* PROBLEM TO WORK ON
Print the lines exactly as they appear, beginning with the first line and continuing through the line containing "match-heading-costa-verde [8,122,238,164]", with both of those lines included.

— start MATERIAL —

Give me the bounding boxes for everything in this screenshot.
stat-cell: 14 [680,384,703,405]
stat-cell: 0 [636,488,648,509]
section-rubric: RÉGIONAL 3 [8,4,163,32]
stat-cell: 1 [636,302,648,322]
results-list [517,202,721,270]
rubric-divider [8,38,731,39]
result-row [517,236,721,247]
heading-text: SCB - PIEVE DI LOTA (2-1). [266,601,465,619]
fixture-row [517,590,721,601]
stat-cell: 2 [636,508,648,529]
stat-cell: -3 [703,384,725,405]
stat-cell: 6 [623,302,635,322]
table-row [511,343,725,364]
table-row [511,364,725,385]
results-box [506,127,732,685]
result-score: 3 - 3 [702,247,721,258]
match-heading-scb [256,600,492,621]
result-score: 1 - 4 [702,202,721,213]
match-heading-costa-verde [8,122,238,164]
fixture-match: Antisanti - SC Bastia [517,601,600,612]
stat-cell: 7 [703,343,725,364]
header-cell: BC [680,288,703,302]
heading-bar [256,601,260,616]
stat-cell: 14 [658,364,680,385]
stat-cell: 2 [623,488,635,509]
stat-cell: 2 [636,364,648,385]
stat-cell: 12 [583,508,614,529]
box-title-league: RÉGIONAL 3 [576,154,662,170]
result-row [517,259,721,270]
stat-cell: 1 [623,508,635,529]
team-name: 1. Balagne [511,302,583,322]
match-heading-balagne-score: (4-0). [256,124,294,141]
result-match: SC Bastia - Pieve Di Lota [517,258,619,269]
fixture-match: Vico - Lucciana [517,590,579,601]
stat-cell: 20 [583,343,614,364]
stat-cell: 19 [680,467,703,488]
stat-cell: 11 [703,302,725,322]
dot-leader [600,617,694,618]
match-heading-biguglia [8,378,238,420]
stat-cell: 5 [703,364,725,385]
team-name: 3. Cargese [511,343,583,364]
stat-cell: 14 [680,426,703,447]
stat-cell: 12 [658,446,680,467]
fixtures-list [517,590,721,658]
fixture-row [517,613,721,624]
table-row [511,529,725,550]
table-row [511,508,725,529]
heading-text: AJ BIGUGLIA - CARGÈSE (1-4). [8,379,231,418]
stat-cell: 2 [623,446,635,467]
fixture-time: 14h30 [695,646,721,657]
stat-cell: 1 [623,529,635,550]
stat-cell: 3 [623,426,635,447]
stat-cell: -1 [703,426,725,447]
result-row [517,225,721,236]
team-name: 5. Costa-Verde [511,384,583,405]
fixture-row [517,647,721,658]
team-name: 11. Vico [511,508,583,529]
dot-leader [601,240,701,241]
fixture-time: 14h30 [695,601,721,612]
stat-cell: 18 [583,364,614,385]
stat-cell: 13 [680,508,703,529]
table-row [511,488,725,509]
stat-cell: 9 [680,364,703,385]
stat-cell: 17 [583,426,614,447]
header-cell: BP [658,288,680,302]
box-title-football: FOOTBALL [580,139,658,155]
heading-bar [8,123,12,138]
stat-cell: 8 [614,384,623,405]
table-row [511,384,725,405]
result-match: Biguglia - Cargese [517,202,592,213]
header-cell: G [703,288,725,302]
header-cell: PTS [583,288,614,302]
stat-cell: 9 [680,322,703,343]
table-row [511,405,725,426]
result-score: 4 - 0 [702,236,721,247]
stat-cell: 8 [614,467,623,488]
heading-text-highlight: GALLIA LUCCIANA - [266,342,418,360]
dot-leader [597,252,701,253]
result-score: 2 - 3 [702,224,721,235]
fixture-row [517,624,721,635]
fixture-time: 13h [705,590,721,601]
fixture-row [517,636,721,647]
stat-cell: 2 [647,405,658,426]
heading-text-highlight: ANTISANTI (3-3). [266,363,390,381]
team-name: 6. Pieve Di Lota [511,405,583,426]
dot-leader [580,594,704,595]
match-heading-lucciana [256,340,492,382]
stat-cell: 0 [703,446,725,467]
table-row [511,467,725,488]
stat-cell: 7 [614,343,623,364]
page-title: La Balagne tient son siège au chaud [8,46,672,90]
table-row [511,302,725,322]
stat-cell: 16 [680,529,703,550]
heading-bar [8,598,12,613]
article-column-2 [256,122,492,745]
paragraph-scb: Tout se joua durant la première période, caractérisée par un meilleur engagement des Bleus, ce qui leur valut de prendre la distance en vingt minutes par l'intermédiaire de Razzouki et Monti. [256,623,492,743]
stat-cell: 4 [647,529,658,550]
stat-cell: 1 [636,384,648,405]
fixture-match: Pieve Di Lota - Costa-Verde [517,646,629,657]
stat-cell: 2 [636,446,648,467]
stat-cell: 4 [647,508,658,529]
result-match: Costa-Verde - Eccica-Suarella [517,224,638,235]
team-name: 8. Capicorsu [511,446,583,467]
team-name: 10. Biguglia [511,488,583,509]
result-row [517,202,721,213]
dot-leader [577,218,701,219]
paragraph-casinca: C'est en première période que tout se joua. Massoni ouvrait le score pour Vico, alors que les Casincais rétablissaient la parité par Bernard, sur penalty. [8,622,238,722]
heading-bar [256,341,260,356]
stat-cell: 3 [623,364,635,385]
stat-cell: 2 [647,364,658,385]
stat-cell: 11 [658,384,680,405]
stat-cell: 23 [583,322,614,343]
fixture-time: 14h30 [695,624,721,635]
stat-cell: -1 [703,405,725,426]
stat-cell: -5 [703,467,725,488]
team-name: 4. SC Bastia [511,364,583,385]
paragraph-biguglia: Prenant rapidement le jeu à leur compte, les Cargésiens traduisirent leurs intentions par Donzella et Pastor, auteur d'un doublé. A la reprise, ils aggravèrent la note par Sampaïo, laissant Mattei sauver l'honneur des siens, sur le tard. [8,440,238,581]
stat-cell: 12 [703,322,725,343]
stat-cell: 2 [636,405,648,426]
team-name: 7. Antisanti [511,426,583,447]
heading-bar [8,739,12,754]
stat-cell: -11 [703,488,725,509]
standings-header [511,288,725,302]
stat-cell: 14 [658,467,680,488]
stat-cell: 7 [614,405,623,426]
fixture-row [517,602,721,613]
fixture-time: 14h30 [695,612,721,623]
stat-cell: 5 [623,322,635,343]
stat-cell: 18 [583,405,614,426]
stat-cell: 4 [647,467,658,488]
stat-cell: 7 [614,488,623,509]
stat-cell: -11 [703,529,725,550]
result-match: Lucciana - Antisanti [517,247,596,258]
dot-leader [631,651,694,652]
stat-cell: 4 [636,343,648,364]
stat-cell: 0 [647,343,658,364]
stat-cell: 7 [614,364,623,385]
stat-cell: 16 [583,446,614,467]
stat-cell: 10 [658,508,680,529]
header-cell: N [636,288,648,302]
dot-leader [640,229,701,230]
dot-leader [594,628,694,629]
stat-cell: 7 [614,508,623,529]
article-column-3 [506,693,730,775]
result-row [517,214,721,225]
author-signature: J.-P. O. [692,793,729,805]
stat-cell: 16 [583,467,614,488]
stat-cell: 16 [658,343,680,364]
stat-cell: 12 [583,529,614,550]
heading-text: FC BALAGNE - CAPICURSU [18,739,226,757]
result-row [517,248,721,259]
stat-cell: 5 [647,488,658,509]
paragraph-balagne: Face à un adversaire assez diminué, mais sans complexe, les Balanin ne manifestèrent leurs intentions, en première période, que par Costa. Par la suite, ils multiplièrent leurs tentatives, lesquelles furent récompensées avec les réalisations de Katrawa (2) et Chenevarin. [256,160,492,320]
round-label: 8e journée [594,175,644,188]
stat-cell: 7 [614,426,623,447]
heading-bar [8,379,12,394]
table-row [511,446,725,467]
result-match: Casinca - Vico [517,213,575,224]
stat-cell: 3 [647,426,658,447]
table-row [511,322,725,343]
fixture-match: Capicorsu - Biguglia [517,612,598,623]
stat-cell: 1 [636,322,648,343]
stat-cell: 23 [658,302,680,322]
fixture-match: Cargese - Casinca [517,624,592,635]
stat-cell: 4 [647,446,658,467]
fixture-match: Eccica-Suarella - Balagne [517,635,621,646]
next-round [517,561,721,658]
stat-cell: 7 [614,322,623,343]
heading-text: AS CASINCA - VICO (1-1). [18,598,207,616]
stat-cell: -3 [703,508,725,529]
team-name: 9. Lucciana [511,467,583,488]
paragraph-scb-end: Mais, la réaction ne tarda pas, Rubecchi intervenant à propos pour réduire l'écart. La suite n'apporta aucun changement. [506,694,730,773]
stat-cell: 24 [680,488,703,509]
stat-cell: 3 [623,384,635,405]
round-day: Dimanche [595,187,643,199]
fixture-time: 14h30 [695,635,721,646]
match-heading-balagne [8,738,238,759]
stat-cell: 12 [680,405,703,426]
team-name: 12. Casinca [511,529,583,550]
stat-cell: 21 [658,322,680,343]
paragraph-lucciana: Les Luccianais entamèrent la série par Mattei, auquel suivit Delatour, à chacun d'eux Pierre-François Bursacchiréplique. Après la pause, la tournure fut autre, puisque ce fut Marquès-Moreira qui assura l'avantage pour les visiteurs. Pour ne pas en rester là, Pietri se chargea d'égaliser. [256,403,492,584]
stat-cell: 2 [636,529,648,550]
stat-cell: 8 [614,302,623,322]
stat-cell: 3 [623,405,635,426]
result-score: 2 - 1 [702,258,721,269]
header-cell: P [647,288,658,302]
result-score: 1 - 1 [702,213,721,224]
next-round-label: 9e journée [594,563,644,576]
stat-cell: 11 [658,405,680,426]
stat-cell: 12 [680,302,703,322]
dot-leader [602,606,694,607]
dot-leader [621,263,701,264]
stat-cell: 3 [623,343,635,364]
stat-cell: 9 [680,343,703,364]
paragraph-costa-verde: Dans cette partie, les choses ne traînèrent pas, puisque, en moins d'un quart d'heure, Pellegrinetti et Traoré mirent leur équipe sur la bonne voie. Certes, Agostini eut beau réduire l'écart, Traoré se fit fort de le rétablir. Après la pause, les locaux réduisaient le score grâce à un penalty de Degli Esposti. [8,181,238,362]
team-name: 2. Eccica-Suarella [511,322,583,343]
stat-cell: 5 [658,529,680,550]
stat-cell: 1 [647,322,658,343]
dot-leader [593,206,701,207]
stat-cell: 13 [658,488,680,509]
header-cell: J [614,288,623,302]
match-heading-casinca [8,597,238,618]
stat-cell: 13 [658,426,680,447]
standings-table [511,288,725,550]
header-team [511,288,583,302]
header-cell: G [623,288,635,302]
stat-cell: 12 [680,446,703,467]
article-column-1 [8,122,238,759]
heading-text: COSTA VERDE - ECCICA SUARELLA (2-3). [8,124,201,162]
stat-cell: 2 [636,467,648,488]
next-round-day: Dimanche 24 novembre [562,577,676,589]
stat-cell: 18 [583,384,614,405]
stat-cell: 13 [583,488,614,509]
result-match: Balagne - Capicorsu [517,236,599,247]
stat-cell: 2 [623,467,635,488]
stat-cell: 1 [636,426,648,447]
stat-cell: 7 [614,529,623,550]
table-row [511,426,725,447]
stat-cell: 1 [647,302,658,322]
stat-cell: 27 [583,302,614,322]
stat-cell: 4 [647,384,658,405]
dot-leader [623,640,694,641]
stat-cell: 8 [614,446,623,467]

— end MATERIAL —

* SOLVED EXERCISE
Give me the bounding boxes for everything in this screenshot.
stat-cell: 14 [680,384,703,405]
stat-cell: 0 [636,488,648,509]
section-rubric: RÉGIONAL 3 [8,4,163,32]
stat-cell: 1 [636,302,648,322]
results-list [517,202,721,270]
rubric-divider [8,38,731,39]
result-row [517,236,721,247]
heading-text: SCB - PIEVE DI LOTA (2-1). [266,601,465,619]
fixture-row [517,590,721,601]
stat-cell: 2 [636,508,648,529]
stat-cell: -3 [703,384,725,405]
stat-cell: 6 [623,302,635,322]
table-row [511,343,725,364]
table-row [511,364,725,385]
results-box [506,127,732,685]
result-score: 3 - 3 [702,247,721,258]
match-heading-scb [256,600,492,621]
result-score: 1 - 4 [702,202,721,213]
match-heading-costa-verde [8,122,238,164]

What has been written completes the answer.